RECORDS PROVIDED
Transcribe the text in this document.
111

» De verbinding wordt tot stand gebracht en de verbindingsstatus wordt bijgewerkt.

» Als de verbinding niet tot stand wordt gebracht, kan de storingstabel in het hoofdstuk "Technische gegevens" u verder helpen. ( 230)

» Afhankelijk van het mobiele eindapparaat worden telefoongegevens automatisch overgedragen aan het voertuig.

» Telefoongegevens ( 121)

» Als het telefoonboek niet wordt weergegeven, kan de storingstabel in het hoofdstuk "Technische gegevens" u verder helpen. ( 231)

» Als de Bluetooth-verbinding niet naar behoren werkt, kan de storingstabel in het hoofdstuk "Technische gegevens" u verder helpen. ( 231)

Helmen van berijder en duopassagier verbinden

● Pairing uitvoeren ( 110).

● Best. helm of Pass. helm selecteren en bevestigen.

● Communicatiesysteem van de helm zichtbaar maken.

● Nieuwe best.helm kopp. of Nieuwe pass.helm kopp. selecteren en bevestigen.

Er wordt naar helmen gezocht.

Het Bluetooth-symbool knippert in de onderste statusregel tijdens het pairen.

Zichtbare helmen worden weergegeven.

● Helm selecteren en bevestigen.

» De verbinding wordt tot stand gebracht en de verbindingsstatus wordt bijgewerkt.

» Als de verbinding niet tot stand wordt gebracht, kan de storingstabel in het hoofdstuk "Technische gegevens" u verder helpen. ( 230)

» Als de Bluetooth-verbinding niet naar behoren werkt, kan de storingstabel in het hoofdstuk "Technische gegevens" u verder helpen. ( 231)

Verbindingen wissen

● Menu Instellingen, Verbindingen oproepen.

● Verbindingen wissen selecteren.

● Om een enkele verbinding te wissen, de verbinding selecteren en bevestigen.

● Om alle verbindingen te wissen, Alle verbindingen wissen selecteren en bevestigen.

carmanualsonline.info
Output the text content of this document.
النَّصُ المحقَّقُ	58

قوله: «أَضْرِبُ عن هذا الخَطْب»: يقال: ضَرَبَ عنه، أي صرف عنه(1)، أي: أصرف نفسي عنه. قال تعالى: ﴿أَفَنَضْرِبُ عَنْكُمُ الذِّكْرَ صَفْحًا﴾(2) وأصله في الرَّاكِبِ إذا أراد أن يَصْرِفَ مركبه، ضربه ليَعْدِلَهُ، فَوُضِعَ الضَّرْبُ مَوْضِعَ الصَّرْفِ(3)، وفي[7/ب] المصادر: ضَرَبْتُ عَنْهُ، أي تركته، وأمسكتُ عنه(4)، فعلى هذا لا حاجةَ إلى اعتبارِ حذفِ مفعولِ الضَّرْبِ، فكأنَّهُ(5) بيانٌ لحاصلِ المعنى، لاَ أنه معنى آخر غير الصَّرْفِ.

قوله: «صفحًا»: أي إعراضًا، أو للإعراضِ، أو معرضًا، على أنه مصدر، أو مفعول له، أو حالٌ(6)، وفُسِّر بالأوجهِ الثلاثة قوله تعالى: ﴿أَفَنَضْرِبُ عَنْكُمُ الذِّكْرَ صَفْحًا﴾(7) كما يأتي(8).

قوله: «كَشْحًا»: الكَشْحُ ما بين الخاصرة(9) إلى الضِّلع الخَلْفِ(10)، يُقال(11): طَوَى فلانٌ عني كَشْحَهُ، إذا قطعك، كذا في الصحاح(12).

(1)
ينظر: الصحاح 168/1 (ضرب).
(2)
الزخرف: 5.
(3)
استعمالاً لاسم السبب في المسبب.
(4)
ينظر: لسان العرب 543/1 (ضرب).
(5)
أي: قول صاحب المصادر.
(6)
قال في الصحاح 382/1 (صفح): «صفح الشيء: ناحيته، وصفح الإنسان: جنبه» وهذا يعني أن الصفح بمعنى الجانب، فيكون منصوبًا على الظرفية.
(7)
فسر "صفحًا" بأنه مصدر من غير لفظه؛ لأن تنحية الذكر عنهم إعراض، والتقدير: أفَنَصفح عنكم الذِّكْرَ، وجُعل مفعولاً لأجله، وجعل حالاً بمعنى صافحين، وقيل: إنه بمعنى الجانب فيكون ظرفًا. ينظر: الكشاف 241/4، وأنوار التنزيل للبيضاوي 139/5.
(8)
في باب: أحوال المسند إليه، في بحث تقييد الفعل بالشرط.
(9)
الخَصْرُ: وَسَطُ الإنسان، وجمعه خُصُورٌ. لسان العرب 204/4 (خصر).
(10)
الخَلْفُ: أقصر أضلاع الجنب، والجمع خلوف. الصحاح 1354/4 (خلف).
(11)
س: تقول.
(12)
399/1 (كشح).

EXERCISE
Return each full line of the entries that contains the word "لسان".

THE ANSWER
ينظر: لسان العرب 543/1 (ضرب).
الخَصْرُ: وَسَطُ الإنسان، وجمعه خُصُورٌ. لسان العرب 204/4 (خصر).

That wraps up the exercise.